## Exercise
Copy every line of the listing that holds the string "ligne".
..............................
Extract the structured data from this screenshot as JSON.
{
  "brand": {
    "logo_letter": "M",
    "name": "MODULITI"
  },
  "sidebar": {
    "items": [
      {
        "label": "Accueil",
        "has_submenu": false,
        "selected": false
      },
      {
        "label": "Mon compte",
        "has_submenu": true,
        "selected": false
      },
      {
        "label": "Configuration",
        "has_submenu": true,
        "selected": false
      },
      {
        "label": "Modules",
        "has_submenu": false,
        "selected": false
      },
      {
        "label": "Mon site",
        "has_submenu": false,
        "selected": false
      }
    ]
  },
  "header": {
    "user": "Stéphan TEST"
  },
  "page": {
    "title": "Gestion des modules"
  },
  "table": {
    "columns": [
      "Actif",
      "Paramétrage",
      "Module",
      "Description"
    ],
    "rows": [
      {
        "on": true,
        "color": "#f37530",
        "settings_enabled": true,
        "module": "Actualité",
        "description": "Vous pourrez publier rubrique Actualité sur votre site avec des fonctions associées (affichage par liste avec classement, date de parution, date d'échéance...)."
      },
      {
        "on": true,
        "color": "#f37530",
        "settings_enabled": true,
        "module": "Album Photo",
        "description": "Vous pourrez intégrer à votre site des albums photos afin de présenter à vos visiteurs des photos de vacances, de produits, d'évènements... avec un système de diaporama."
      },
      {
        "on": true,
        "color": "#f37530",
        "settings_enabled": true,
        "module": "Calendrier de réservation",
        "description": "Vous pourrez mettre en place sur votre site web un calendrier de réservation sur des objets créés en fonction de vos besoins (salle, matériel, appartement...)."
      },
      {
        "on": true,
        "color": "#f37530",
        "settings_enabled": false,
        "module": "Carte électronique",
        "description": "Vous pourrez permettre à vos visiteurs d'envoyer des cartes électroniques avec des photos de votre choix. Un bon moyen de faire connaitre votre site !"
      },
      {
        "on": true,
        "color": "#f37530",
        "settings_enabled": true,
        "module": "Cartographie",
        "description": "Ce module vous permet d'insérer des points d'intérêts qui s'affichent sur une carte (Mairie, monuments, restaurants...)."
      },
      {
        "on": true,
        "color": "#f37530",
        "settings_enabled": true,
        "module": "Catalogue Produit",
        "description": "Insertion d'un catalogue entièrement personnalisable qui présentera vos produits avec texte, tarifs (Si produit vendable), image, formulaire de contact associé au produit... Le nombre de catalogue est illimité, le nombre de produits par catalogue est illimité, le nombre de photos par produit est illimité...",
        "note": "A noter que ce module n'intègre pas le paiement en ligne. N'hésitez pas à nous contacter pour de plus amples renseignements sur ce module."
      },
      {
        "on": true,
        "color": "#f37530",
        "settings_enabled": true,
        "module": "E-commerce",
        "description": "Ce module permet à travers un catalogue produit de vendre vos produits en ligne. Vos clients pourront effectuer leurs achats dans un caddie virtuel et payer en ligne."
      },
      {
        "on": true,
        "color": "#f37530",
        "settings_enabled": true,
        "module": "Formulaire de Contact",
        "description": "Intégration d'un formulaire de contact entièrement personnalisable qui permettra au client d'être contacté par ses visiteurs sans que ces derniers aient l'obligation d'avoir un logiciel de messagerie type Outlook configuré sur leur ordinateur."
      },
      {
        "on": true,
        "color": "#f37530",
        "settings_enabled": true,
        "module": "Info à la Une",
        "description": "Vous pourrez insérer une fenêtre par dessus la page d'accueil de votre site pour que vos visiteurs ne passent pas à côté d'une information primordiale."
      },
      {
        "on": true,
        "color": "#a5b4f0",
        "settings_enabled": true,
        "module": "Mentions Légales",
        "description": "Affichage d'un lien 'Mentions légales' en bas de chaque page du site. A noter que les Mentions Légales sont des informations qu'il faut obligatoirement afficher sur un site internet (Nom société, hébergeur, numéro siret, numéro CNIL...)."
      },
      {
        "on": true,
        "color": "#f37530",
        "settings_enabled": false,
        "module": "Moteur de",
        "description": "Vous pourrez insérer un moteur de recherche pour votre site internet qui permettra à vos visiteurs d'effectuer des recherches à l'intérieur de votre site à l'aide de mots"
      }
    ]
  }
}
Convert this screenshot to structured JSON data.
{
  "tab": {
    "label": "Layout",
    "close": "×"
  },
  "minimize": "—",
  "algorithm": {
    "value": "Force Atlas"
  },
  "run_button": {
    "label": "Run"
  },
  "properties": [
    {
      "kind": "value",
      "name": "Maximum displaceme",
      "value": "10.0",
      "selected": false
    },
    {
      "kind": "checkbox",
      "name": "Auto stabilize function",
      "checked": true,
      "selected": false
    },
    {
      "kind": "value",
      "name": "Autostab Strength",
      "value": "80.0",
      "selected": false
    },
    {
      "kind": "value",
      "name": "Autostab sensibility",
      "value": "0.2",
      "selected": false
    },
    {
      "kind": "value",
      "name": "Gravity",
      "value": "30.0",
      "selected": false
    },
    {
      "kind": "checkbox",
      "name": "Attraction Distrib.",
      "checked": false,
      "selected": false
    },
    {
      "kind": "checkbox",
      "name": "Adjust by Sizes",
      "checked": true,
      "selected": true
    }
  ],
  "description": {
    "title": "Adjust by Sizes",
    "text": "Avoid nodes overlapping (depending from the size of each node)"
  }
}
..............................
## Task output
        "note": "A noter que ce module n'intègre pas le paiement en ligne. N'hésitez pas à nous contacter pour de plus amples renseignements sur ce module."
        "description": "Ce module permet à travers un catalogue produit de vendre vos produits en ligne. Vos clients pourront effectuer leurs achats dans un caddie virtuel et payer en ligne."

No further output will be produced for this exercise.